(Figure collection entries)
####################

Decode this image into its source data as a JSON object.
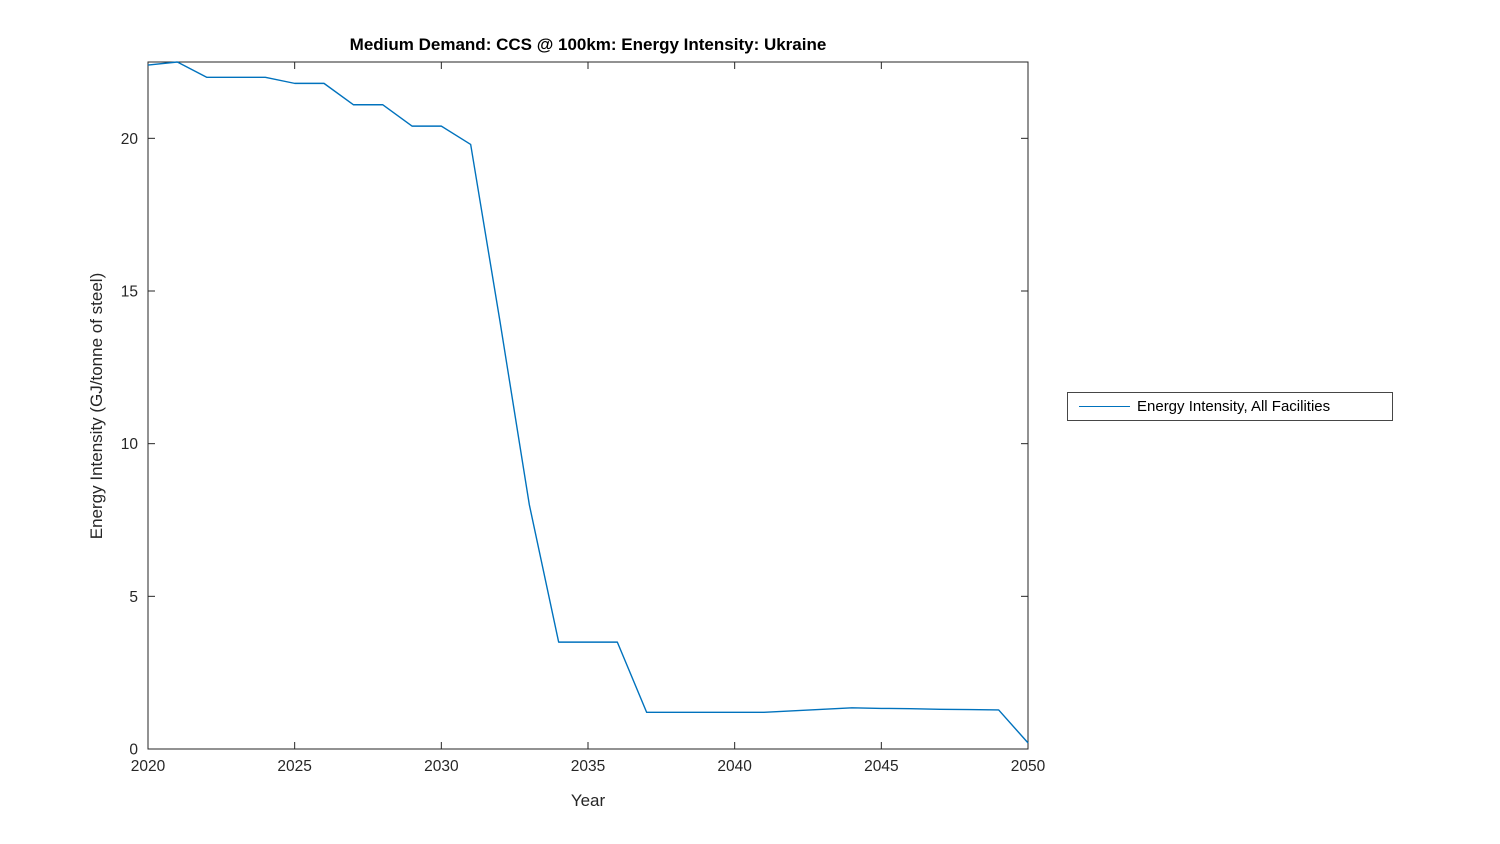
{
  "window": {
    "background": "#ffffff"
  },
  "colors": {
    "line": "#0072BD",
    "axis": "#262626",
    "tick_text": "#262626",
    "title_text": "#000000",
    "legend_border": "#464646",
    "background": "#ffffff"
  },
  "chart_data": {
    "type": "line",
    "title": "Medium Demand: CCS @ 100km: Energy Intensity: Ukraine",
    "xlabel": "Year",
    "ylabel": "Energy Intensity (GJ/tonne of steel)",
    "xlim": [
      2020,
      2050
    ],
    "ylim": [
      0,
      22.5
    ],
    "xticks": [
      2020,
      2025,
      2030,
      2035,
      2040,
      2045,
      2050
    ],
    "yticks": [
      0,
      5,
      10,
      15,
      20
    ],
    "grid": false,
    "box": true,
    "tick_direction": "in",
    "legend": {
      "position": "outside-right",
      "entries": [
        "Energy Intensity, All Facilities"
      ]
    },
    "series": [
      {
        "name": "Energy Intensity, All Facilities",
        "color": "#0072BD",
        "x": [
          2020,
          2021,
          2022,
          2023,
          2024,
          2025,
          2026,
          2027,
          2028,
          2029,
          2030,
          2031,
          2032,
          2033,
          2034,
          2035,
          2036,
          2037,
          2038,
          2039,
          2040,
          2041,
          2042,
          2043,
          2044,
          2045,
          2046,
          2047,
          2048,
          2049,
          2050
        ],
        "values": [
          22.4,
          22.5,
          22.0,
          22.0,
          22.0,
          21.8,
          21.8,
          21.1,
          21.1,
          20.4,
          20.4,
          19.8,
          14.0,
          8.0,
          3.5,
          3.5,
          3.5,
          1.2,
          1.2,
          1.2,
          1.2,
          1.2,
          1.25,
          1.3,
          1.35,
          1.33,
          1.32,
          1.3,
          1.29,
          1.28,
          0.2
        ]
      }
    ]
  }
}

####################

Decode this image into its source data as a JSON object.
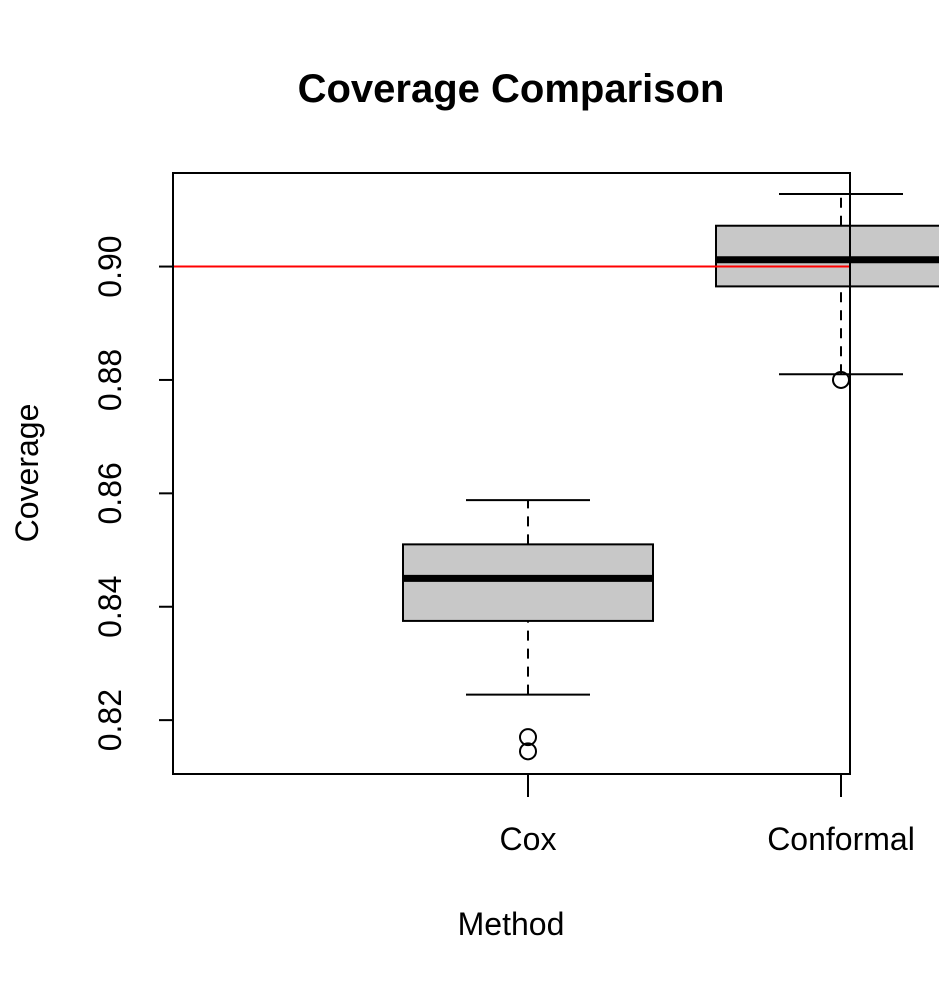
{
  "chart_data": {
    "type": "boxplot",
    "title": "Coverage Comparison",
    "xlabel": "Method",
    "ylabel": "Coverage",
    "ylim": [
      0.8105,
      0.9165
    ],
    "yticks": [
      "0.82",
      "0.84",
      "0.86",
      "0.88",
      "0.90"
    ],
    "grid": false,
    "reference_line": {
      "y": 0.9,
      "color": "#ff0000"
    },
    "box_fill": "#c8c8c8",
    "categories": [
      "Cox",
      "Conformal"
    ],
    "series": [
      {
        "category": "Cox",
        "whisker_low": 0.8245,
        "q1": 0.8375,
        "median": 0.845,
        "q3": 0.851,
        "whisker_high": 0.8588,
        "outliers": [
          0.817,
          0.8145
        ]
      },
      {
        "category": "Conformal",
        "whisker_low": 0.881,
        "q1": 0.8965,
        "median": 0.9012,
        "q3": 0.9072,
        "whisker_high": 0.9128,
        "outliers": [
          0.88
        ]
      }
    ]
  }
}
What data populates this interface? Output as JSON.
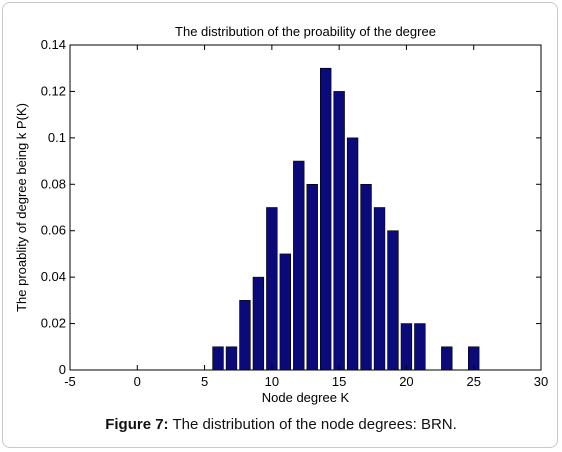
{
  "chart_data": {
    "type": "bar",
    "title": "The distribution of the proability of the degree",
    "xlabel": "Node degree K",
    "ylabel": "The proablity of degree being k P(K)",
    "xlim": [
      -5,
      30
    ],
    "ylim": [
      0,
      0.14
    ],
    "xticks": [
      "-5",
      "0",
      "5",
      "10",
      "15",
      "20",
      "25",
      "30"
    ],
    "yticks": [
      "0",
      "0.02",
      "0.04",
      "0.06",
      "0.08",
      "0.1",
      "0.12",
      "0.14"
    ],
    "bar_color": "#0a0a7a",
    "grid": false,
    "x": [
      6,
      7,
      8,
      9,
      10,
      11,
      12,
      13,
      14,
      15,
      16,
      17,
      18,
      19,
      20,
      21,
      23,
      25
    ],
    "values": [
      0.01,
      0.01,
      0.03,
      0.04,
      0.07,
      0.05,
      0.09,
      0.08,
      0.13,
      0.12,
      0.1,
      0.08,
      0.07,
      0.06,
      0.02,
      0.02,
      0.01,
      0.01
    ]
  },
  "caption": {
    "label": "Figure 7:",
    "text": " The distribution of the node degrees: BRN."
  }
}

####################

> _Goal_:
Go through the records and pull out each line that includes the word "Coverage".

> _Solved problem_:
    "title": "Coverage Comparison",
    "ylabel": "Coverage",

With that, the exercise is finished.